INPUT ROWS
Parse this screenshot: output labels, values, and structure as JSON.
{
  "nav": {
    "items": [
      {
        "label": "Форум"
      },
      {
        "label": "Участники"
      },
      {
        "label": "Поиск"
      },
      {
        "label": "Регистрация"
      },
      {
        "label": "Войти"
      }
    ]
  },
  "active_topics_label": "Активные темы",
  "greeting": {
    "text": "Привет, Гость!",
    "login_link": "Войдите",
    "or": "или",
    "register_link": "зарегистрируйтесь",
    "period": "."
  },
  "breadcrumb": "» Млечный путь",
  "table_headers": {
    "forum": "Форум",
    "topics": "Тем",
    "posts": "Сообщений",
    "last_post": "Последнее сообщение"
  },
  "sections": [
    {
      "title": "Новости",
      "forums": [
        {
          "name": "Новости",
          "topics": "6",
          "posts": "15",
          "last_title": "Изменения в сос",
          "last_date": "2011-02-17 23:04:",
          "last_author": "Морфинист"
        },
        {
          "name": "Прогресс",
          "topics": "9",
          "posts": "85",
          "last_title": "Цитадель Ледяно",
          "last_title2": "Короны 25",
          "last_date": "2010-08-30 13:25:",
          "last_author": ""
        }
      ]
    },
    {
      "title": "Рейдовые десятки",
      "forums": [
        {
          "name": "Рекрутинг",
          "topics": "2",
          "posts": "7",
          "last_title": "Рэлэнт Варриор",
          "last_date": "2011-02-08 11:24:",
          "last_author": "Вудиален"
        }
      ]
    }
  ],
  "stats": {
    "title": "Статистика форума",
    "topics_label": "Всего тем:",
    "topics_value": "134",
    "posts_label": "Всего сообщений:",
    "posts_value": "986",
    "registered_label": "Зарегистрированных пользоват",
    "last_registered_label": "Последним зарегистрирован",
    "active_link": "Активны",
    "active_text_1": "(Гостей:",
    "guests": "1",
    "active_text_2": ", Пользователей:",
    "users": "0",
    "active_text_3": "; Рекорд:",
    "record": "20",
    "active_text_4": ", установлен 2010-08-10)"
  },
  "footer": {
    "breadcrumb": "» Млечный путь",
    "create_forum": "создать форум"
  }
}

WORK INSTRUCTIONS
Output all of the data again, exactly.

FULL RESPONSE
Parse this screenshot: output labels, values, and structure as JSON.
{
  "nav": {
    "items": [
      {
        "label": "Форум"
      },
      {
        "label": "Участники"
      },
      {
        "label": "Поиск"
      },
      {
        "label": "Регистрация"
      },
      {
        "label": "Войти"
      }
    ]
  },
  "active_topics_label": "Активные темы",
  "greeting": {
    "text": "Привет, Гость!",
    "login_link": "Войдите",
    "or": "или",
    "register_link": "зарегистрируйтесь",
    "period": "."
  },
  "breadcrumb": "» Млечный путь",
  "table_headers": {
    "forum": "Форум",
    "topics": "Тем",
    "posts": "Сообщений",
    "last_post": "Последнее сообщение"
  },
  "sections": [
    {
      "title": "Новости",
      "forums": [
        {
          "name": "Новости",
          "topics": "6",
          "posts": "15",
          "last_title": "Изменения в сос",
          "last_date": "2011-02-17 23:04:",
          "last_author": "Морфинист"
        },
        {
          "name": "Прогресс",
          "topics": "9",
          "posts": "85",
          "last_title": "Цитадель Ледяно",
          "last_title2": "Короны 25",
          "last_date": "2010-08-30 13:25:",
          "last_author": ""
        }
      ]
    },
    {
      "title": "Рейдовые десятки",
      "forums": [
        {
          "name": "Рекрутинг",
          "topics": "2",
          "posts": "7",
          "last_title": "Рэлэнт Варриор",
          "last_date": "2011-02-08 11:24:",
          "last_author": "Вудиален"
        }
      ]
    }
  ],
  "stats": {
    "title": "Статистика форума",
    "topics_label": "Всего тем:",
    "topics_value": "134",
    "posts_label": "Всего сообщений:",
    "posts_value": "986",
    "registered_label": "Зарегистрированных пользоват",
    "last_registered_label": "Последним зарегистрирован",
    "active_link": "Активны",
    "active_text_1": "(Гостей:",
    "guests": "1",
    "active_text_2": ", Пользователей:",
    "users": "0",
    "active_text_3": "; Рекорд:",
    "record": "20",
    "active_text_4": ", установлен 2010-08-10)"
  },
  "footer": {
    "breadcrumb": "» Млечный путь",
    "create_forum": "создать форум"
  }
}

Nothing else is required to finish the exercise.